- STATED GOAL
Copy nothing but the text: reproduce each line of the listing exactly and leave the pictures out.

——

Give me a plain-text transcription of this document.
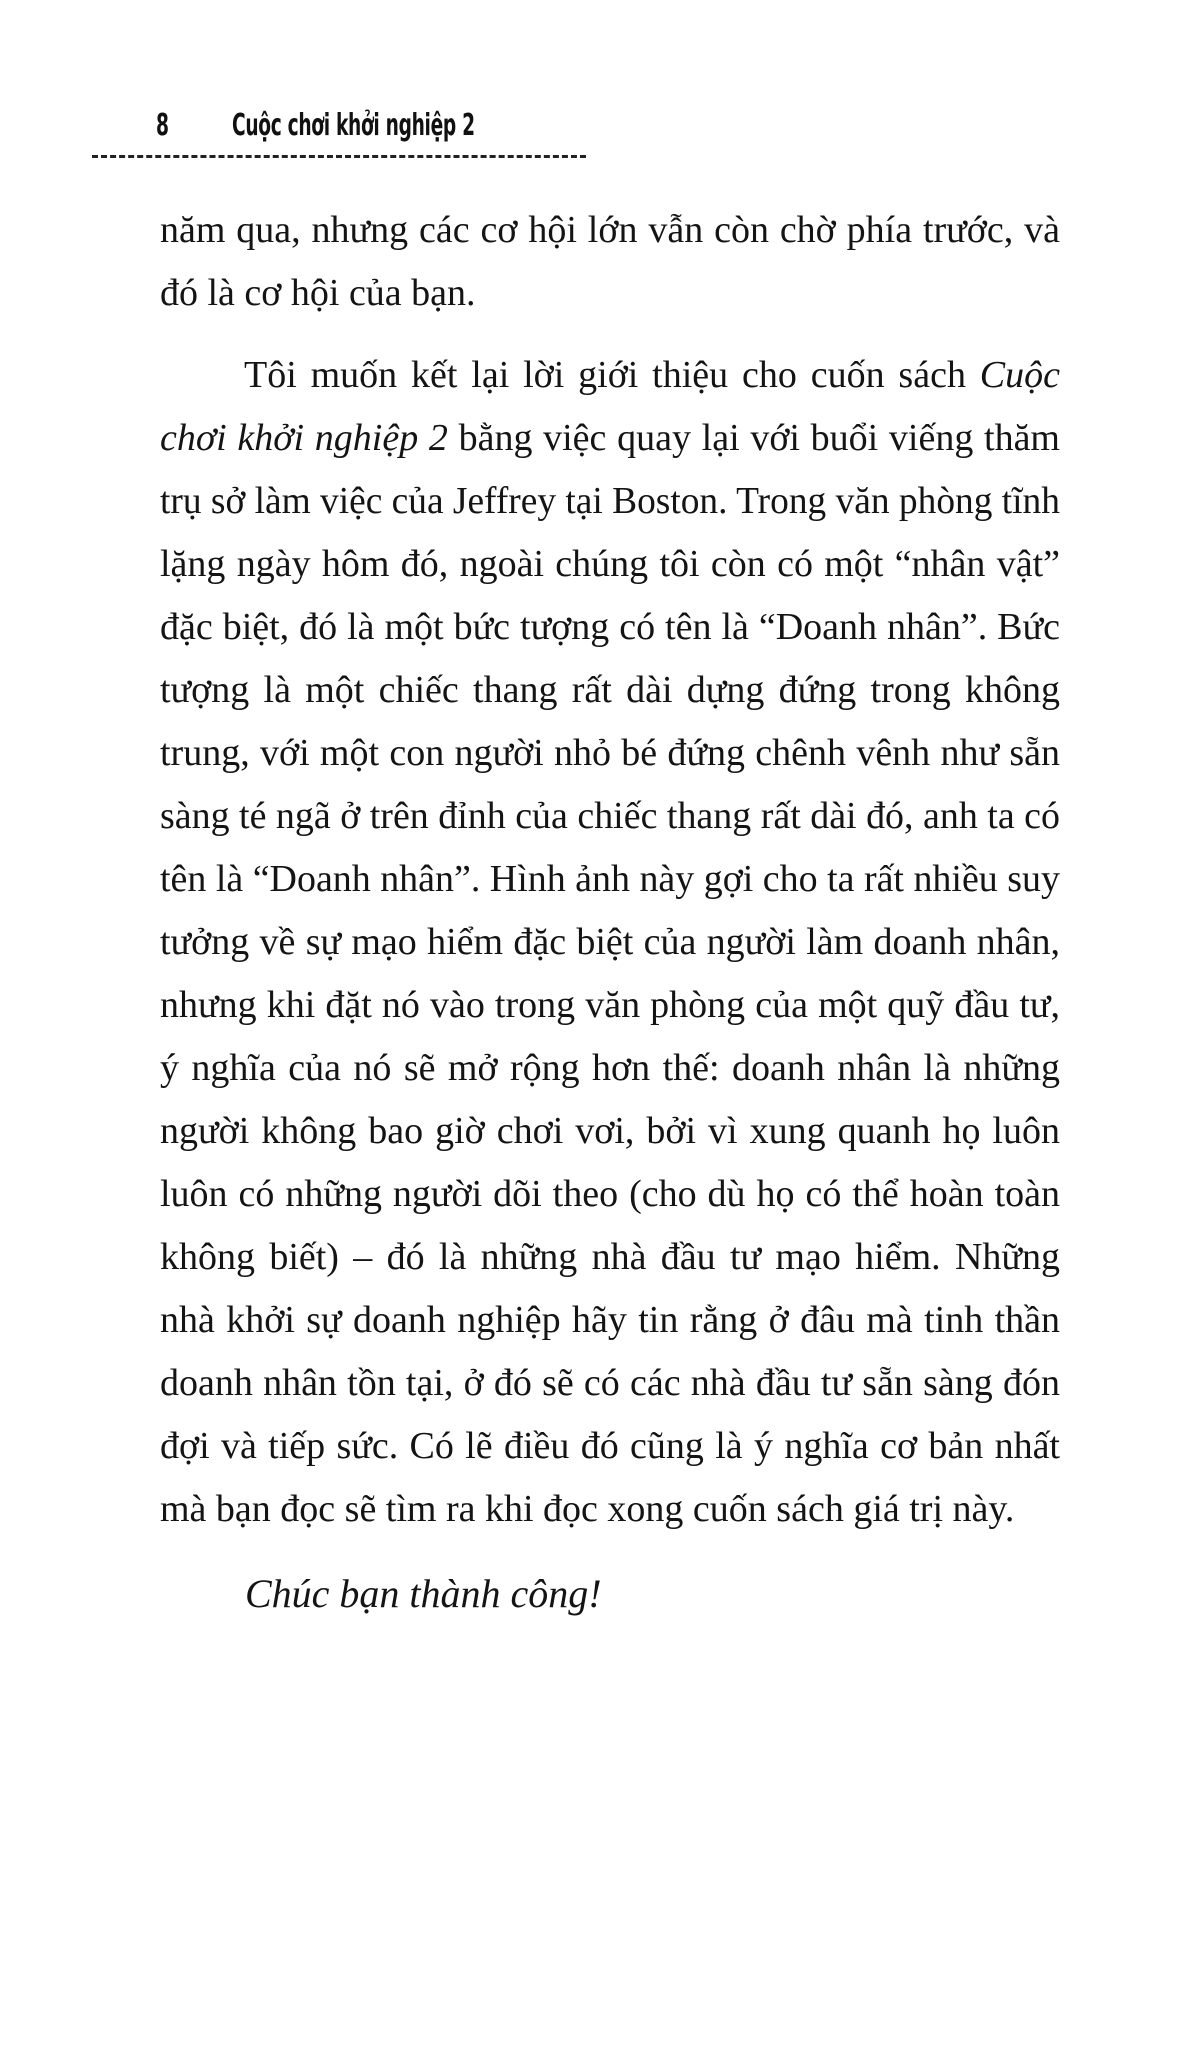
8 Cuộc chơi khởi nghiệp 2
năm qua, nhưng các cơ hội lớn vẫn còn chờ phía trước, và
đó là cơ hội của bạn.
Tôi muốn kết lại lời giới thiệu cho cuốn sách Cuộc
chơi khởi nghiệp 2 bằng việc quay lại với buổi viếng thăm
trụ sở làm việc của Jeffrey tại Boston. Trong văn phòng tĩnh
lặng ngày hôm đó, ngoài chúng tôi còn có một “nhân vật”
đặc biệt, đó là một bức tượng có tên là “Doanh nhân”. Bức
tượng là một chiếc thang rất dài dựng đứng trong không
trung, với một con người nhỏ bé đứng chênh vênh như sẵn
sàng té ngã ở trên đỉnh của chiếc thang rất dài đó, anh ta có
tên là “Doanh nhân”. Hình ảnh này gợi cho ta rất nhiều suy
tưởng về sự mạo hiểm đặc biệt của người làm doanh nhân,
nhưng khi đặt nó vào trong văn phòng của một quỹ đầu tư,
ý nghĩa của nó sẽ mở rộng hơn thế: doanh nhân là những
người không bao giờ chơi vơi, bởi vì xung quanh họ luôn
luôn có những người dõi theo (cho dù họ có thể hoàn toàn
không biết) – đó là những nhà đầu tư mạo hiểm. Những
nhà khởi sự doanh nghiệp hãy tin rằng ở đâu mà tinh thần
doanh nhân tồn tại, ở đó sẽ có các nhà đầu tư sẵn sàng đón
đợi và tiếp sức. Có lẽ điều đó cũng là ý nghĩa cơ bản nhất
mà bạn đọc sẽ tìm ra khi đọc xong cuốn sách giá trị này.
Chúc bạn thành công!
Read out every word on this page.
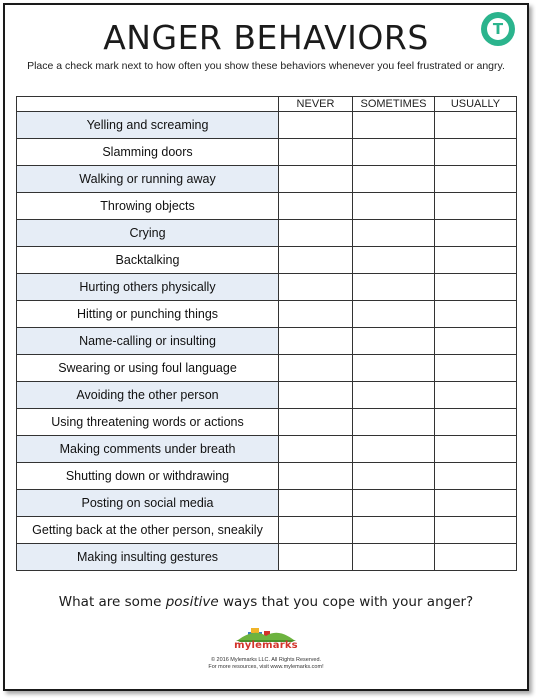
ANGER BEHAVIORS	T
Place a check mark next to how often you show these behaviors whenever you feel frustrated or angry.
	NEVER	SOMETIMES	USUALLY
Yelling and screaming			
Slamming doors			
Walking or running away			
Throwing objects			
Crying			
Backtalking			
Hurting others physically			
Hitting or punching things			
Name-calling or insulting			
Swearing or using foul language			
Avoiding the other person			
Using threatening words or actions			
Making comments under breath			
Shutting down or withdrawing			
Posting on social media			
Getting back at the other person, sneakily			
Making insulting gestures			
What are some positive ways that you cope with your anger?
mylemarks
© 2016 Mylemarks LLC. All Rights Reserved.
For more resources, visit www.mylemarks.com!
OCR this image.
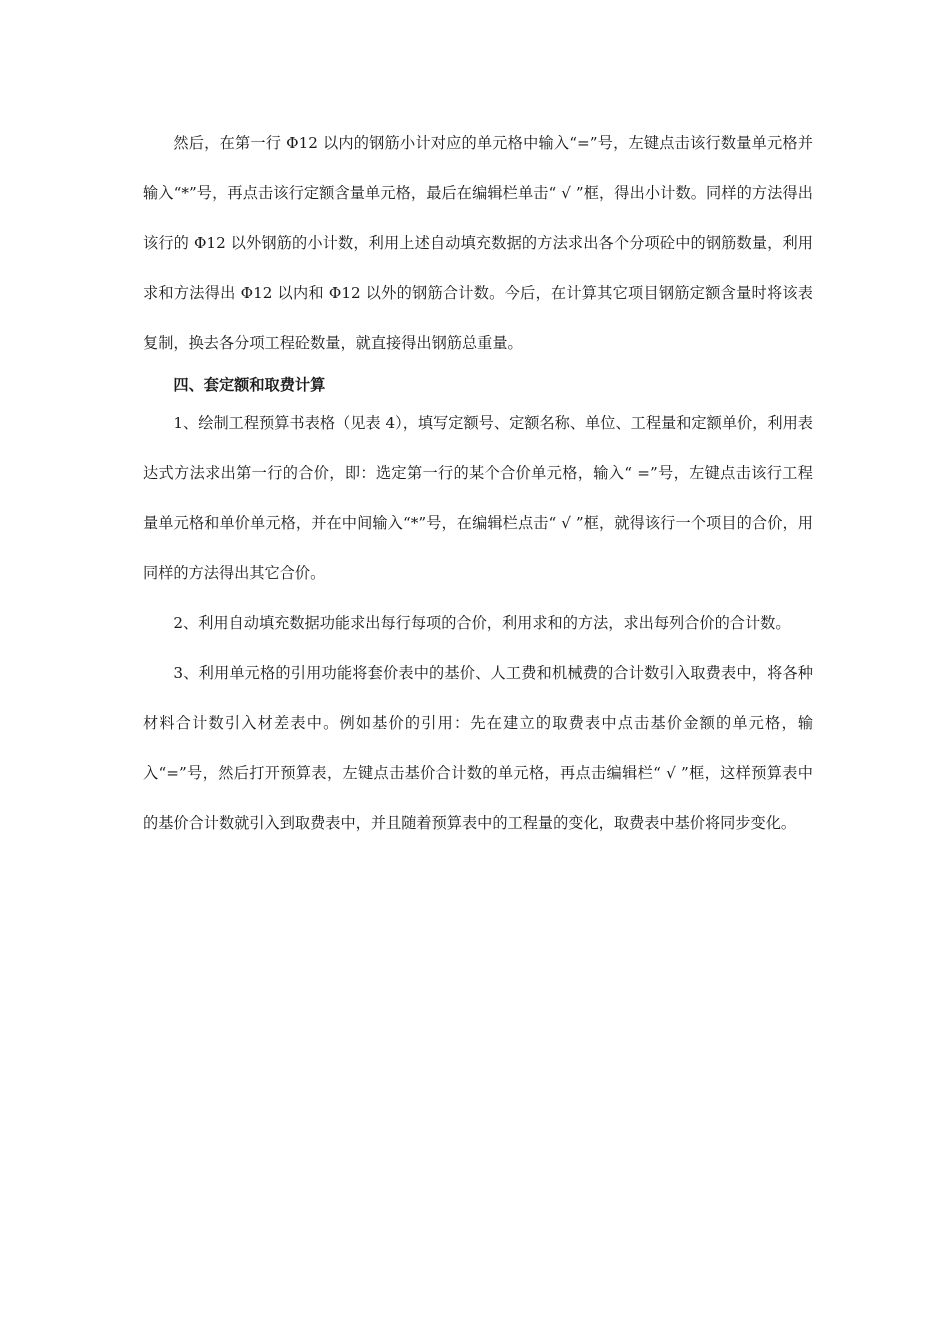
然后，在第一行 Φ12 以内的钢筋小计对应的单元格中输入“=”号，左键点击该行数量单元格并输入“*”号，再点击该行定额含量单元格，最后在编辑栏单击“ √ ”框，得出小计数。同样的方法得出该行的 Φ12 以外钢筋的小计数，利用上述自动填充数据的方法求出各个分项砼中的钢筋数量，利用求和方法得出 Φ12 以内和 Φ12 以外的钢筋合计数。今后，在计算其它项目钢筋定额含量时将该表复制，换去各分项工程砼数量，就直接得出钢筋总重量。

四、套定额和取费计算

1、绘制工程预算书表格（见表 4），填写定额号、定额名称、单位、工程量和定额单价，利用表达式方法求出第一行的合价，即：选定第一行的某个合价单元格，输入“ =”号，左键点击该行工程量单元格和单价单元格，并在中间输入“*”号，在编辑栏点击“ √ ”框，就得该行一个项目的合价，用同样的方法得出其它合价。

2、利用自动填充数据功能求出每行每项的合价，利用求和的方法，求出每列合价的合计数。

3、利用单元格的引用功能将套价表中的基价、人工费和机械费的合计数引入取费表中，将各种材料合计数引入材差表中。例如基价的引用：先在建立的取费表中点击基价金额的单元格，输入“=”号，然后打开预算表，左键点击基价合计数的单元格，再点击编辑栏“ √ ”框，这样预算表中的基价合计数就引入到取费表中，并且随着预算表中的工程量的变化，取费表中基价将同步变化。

——

- RESULT FOR THIS EXERCISE
Give me a plain-text transcription of this document.
8 Cuộc chơi khởi nghiệp 2
năm qua, nhưng các cơ hội lớn vẫn còn chờ phía trước, và
đó là cơ hội của bạn.
Tôi muốn kết lại lời giới thiệu cho cuốn sách Cuộc
chơi khởi nghiệp 2 bằng việc quay lại với buổi viếng thăm
trụ sở làm việc của Jeffrey tại Boston. Trong văn phòng tĩnh
lặng ngày hôm đó, ngoài chúng tôi còn có một “nhân vật”
đặc biệt, đó là một bức tượng có tên là “Doanh nhân”. Bức
tượng là một chiếc thang rất dài dựng đứng trong không
trung, với một con người nhỏ bé đứng chênh vênh như sẵn
sàng té ngã ở trên đỉnh của chiếc thang rất dài đó, anh ta có
tên là “Doanh nhân”. Hình ảnh này gợi cho ta rất nhiều suy
tưởng về sự mạo hiểm đặc biệt của người làm doanh nhân,
nhưng khi đặt nó vào trong văn phòng của một quỹ đầu tư,
ý nghĩa của nó sẽ mở rộng hơn thế: doanh nhân là những
người không bao giờ chơi vơi, bởi vì xung quanh họ luôn
luôn có những người dõi theo (cho dù họ có thể hoàn toàn
không biết) – đó là những nhà đầu tư mạo hiểm. Những
nhà khởi sự doanh nghiệp hãy tin rằng ở đâu mà tinh thần
doanh nhân tồn tại, ở đó sẽ có các nhà đầu tư sẵn sàng đón
đợi và tiếp sức. Có lẽ điều đó cũng là ý nghĩa cơ bản nhất
mà bạn đọc sẽ tìm ra khi đọc xong cuốn sách giá trị này.
Chúc bạn thành công!
Read out every word on this page.
ANGER BEHAVIORS	T
Place a check mark next to how often you show these behaviors whenever you feel frustrated or angry.
	NEVER	SOMETIMES	USUALLY
Yelling and screaming			
Slamming doors			
Walking or running away			
Throwing objects			
Crying			
Backtalking			
Hurting others physically			
Hitting or punching things			
Name-calling or insulting			
Swearing or using foul language			
Avoiding the other person			
Using threatening words or actions			
Making comments under breath			
Shutting down or withdrawing			
Posting on social media			
Getting back at the other person, sneakily			
Making insulting gestures			
What are some positive ways that you cope with your anger?
mylemarks
© 2016 Mylemarks LLC. All Rights Reserved.
For more resources, visit www.mylemarks.com!
OCR this image.
然后，在第一行 Φ12 以内的钢筋小计对应的单元格中输入“=”号，左键点击该行数量单元格并输入“*”号，再点击该行定额含量单元格，最后在编辑栏单击“ √ ”框，得出小计数。同样的方法得出该行的 Φ12 以外钢筋的小计数，利用上述自动填充数据的方法求出各个分项砼中的钢筋数量，利用求和方法得出 Φ12 以内和 Φ12 以外的钢筋合计数。今后，在计算其它项目钢筋定额含量时将该表复制，换去各分项工程砼数量，就直接得出钢筋总重量。

四、套定额和取费计算

1、绘制工程预算书表格（见表 4），填写定额号、定额名称、单位、工程量和定额单价，利用表达式方法求出第一行的合价，即：选定第一行的某个合价单元格，输入“ =”号，左键点击该行工程量单元格和单价单元格，并在中间输入“*”号，在编辑栏点击“ √ ”框，就得该行一个项目的合价，用同样的方法得出其它合价。

2、利用自动填充数据功能求出每行每项的合价，利用求和的方法，求出每列合价的合计数。

3、利用单元格的引用功能将套价表中的基价、人工费和机械费的合计数引入取费表中，将各种材料合计数引入材差表中。例如基价的引用：先在建立的取费表中点击基价金额的单元格，输入“=”号，然后打开预算表，左键点击基价合计数的单元格，再点击编辑栏“ √ ”框，这样预算表中的基价合计数就引入到取费表中，并且随着预算表中的工程量的变化，取费表中基价将同步变化。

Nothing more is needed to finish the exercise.